> [Provided material]
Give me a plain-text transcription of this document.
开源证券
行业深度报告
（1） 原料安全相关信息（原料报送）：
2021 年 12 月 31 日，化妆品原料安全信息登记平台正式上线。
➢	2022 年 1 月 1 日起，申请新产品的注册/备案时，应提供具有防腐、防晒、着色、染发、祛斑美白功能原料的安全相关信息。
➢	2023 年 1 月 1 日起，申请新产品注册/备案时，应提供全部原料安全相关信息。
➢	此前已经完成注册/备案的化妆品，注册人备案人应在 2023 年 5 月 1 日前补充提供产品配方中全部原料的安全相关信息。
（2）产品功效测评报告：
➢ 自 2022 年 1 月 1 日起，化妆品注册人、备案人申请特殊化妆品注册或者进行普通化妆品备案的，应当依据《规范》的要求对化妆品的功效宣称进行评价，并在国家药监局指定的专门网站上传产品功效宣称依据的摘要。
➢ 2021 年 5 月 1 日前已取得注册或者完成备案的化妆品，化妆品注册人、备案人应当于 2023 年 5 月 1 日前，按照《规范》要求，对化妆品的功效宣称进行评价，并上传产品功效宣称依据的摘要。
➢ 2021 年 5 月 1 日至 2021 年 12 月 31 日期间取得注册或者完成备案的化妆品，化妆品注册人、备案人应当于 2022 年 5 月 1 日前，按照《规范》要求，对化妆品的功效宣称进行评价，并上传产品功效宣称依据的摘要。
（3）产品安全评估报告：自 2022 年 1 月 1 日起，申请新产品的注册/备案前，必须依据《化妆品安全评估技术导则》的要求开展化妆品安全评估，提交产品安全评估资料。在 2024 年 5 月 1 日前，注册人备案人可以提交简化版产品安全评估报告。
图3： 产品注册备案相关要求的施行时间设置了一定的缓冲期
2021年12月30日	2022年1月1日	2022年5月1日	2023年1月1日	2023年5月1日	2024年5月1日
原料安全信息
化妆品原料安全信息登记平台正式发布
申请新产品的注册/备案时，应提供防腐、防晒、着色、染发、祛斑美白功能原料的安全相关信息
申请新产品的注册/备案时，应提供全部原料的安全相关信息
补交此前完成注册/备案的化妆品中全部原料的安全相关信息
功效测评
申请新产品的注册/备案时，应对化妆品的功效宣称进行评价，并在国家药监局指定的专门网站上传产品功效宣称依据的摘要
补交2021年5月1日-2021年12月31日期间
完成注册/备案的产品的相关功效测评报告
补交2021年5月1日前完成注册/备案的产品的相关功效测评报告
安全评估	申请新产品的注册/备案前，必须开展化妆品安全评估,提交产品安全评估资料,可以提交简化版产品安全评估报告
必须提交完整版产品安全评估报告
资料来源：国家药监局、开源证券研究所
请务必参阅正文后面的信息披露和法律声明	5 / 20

> [Written problem]
Reproduce the records above exactly as they appear.

> [Exercise output]
Give me a plain-text transcription of this document.
开源证券
行业深度报告
（1） 原料安全相关信息（原料报送）：
2021 年 12 月 31 日，化妆品原料安全信息登记平台正式上线。
➢	2022 年 1 月 1 日起，申请新产品的注册/备案时，应提供具有防腐、防晒、着色、染发、祛斑美白功能原料的安全相关信息。
➢	2023 年 1 月 1 日起，申请新产品注册/备案时，应提供全部原料安全相关信息。
➢	此前已经完成注册/备案的化妆品，注册人备案人应在 2023 年 5 月 1 日前补充提供产品配方中全部原料的安全相关信息。
（2）产品功效测评报告：
➢ 自 2022 年 1 月 1 日起，化妆品注册人、备案人申请特殊化妆品注册或者进行普通化妆品备案的，应当依据《规范》的要求对化妆品的功效宣称进行评价，并在国家药监局指定的专门网站上传产品功效宣称依据的摘要。
➢ 2021 年 5 月 1 日前已取得注册或者完成备案的化妆品，化妆品注册人、备案人应当于 2023 年 5 月 1 日前，按照《规范》要求，对化妆品的功效宣称进行评价，并上传产品功效宣称依据的摘要。
➢ 2021 年 5 月 1 日至 2021 年 12 月 31 日期间取得注册或者完成备案的化妆品，化妆品注册人、备案人应当于 2022 年 5 月 1 日前，按照《规范》要求，对化妆品的功效宣称进行评价，并上传产品功效宣称依据的摘要。
（3）产品安全评估报告：自 2022 年 1 月 1 日起，申请新产品的注册/备案前，必须依据《化妆品安全评估技术导则》的要求开展化妆品安全评估，提交产品安全评估资料。在 2024 年 5 月 1 日前，注册人备案人可以提交简化版产品安全评估报告。
图3： 产品注册备案相关要求的施行时间设置了一定的缓冲期
2021年12月30日	2022年1月1日	2022年5月1日	2023年1月1日	2023年5月1日	2024年5月1日
原料安全信息
化妆品原料安全信息登记平台正式发布
申请新产品的注册/备案时，应提供防腐、防晒、着色、染发、祛斑美白功能原料的安全相关信息
申请新产品的注册/备案时，应提供全部原料的安全相关信息
补交此前完成注册/备案的化妆品中全部原料的安全相关信息
功效测评
申请新产品的注册/备案时，应对化妆品的功效宣称进行评价，并在国家药监局指定的专门网站上传产品功效宣称依据的摘要
补交2021年5月1日-2021年12月31日期间
完成注册/备案的产品的相关功效测评报告
补交2021年5月1日前完成注册/备案的产品的相关功效测评报告
安全评估	申请新产品的注册/备案前，必须开展化妆品安全评估,提交产品安全评估资料,可以提交简化版产品安全评估报告
必须提交完整版产品安全评估报告
资料来源：国家药监局、开源证券研究所
请务必参阅正文后面的信息披露和法律声明	5 / 20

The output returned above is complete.